* _Exercise directions_:
Count the lines in the entries below that include the word "restreint". Give nothing but the number.

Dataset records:
◇ ◇ ◇ ◇

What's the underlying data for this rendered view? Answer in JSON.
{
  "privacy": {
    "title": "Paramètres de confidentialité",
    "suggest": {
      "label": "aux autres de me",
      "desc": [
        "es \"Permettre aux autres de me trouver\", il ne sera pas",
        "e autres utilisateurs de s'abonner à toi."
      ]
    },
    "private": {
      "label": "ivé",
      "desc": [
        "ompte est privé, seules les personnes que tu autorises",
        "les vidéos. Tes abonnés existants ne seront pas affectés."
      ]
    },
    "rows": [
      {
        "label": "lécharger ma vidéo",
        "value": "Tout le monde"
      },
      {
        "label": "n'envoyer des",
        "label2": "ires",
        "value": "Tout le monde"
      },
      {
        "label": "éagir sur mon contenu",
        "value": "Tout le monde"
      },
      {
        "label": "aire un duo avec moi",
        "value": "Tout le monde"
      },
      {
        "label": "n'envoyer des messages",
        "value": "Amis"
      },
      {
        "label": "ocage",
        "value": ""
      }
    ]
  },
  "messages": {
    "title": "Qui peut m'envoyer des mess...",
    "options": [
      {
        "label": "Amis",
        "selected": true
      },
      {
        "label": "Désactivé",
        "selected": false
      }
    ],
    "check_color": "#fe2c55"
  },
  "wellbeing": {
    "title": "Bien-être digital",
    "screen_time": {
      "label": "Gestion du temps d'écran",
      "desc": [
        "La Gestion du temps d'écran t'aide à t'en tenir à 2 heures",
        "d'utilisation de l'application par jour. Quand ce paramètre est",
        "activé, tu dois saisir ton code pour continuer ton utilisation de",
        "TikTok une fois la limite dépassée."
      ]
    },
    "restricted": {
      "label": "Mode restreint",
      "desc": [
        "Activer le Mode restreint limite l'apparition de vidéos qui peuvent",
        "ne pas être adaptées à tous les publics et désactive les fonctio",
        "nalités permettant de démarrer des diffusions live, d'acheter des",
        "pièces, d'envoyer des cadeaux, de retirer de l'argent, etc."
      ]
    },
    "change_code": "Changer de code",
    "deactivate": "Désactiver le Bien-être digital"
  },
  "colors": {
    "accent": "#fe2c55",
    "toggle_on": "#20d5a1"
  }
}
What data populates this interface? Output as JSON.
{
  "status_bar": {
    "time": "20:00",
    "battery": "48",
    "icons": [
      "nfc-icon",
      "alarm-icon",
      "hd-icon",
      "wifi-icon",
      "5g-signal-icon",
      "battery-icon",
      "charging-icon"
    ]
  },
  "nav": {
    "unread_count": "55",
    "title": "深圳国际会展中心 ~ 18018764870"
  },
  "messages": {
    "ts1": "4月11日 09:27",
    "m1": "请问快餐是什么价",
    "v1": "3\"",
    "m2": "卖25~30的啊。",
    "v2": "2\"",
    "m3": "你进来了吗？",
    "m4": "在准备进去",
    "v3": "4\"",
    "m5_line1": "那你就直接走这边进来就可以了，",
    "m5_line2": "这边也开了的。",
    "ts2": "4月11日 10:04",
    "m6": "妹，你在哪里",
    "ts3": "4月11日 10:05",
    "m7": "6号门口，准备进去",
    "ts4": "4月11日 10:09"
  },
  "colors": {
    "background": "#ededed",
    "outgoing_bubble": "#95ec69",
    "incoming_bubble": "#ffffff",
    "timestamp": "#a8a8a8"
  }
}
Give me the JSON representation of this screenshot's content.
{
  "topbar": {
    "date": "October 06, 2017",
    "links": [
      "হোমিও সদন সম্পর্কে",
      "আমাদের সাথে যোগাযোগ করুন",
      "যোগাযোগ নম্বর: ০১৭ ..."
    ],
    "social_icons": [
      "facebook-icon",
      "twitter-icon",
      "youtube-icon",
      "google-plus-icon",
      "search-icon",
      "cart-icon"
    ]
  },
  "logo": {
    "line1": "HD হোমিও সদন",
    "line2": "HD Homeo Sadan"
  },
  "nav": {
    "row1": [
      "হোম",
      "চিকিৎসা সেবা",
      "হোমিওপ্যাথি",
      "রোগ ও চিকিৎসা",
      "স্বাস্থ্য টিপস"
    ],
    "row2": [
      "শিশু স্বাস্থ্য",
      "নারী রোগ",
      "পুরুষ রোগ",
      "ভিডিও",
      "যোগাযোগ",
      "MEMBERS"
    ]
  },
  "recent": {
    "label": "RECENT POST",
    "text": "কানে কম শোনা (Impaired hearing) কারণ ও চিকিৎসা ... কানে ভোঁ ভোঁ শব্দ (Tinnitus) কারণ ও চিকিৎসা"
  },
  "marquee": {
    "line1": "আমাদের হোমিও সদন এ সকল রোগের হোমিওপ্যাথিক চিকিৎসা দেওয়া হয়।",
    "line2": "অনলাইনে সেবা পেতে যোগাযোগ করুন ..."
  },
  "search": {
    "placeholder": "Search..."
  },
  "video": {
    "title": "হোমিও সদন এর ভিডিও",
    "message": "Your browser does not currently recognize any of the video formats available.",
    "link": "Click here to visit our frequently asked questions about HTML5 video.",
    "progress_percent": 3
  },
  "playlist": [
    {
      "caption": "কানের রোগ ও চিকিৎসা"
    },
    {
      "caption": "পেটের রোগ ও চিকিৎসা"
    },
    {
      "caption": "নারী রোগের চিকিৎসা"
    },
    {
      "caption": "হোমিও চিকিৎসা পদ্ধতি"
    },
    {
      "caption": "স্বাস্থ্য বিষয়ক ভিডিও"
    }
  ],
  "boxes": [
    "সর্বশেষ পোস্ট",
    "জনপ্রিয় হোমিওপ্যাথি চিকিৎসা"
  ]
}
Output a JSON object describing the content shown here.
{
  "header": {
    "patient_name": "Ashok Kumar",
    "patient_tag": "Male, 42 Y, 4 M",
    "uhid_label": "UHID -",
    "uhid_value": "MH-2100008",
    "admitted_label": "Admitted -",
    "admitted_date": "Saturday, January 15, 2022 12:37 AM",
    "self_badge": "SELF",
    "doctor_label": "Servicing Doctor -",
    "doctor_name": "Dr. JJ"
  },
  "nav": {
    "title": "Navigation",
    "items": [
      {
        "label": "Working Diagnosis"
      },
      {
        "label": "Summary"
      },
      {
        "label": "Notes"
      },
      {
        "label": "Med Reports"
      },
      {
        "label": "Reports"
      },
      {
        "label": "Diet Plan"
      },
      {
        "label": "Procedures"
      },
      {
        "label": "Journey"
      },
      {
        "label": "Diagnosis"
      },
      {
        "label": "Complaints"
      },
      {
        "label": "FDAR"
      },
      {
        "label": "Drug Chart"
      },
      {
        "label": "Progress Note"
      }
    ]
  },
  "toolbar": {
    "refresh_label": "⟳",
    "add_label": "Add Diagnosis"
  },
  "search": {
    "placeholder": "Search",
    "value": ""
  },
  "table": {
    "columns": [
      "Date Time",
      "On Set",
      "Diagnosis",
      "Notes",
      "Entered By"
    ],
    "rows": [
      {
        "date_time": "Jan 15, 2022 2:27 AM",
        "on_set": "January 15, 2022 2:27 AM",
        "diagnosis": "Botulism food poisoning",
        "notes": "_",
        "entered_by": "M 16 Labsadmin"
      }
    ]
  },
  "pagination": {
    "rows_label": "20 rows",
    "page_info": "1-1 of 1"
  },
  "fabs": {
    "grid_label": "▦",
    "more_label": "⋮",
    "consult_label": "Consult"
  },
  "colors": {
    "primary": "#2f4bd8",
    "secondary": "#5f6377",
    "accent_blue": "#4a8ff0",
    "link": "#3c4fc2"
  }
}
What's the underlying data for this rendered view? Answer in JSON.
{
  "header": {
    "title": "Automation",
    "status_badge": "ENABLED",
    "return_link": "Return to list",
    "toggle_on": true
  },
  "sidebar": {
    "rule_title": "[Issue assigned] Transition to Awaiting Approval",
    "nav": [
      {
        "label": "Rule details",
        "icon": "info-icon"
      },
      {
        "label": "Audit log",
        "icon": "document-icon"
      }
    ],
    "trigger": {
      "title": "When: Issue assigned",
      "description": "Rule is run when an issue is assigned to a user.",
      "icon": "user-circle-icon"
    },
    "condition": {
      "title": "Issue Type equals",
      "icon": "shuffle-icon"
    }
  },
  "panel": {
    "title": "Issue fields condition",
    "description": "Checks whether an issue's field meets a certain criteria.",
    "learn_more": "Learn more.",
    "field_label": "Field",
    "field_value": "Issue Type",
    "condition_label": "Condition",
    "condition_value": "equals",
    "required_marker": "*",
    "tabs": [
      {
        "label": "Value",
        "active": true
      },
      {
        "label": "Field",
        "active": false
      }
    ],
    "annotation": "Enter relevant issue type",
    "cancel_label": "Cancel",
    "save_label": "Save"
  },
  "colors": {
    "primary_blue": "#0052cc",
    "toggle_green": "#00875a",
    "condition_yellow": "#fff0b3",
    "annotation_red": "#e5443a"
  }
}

◇ ◇ ◇ ◇

* _Result for this task_:
2